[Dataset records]
---+---
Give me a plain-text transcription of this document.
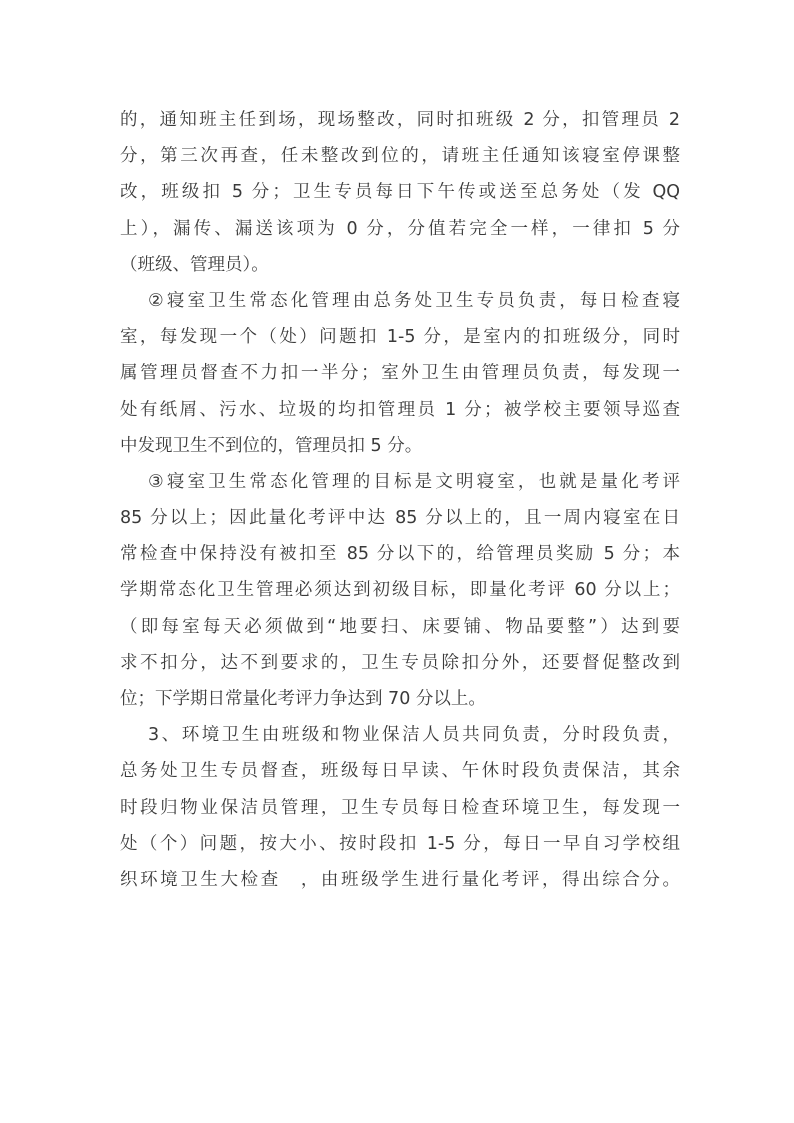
的，通知班主任到场，现场整改，同时扣班级 2 分，扣管理员 2
分，第三次再查，任未整改到位的，请班主任通知该寝室停课整
改，班级扣 5 分；卫生专员每日下午传或送至总务处（发 QQ
上），漏传、漏送该项为 0 分，分值若完全一样，一律扣 5 分
（班级、管理员）。
②寝室卫生常态化管理由总务处卫生专员负责，每日检查寝
室，每发现一个（处）问题扣 1-5 分，是室内的扣班级分，同时
属管理员督查不力扣一半分；室外卫生由管理员负责，每发现一
处有纸屑、污水、垃圾的均扣管理员 1 分；被学校主要领导巡查
中发现卫生不到位的，管理员扣 5 分。
③寝室卫生常态化管理的目标是文明寝室，也就是量化考评
85 分以上；因此量化考评中达 85 分以上的，且一周内寝室在日
常检查中保持没有被扣至 85 分以下的，给管理员奖励 5 分；本
学期常态化卫生管理必须达到初级目标，即量化考评 60 分以上；
（即每室每天必须做到“地要扫、床要铺、物品要整”）达到要
求不扣分，达不到要求的，卫生专员除扣分外，还要督促整改到
位；下学期日常量化考评力争达到 70 分以上。
3、环境卫生由班级和物业保洁人员共同负责，分时段负责，
总务处卫生专员督查，班级每日早读、午休时段负责保洁，其余
时段归物业保洁员管理，卫生专员每日检查环境卫生，每发现一
处（个）问题，按大小、按时段扣 1-5 分，每日一早自习学校组
织环境卫生大检查　，由班级学生进行量化考评，得出综合分。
---+---
Goal: The records above are to be reproduced exactly; the pictures are to be left out.

Exercise output:
Give me a plain-text transcription of this document.
的，通知班主任到场，现场整改，同时扣班级 2 分，扣管理员 2
分，第三次再查，任未整改到位的，请班主任通知该寝室停课整
改，班级扣 5 分；卫生专员每日下午传或送至总务处（发 QQ
上），漏传、漏送该项为 0 分，分值若完全一样，一律扣 5 分
（班级、管理员）。
②寝室卫生常态化管理由总务处卫生专员负责，每日检查寝
室，每发现一个（处）问题扣 1-5 分，是室内的扣班级分，同时
属管理员督查不力扣一半分；室外卫生由管理员负责，每发现一
处有纸屑、污水、垃圾的均扣管理员 1 分；被学校主要领导巡查
中发现卫生不到位的，管理员扣 5 分。
③寝室卫生常态化管理的目标是文明寝室，也就是量化考评
85 分以上；因此量化考评中达 85 分以上的，且一周内寝室在日
常检查中保持没有被扣至 85 分以下的，给管理员奖励 5 分；本
学期常态化卫生管理必须达到初级目标，即量化考评 60 分以上；
（即每室每天必须做到“地要扫、床要铺、物品要整”）达到要
求不扣分，达不到要求的，卫生专员除扣分外，还要督促整改到
位；下学期日常量化考评力争达到 70 分以上。
3、环境卫生由班级和物业保洁人员共同负责，分时段负责，
总务处卫生专员督查，班级每日早读、午休时段负责保洁，其余
时段归物业保洁员管理，卫生专员每日检查环境卫生，每发现一
处（个）问题，按大小、按时段扣 1-5 分，每日一早自习学校组
织环境卫生大检查　，由班级学生进行量化考评，得出综合分。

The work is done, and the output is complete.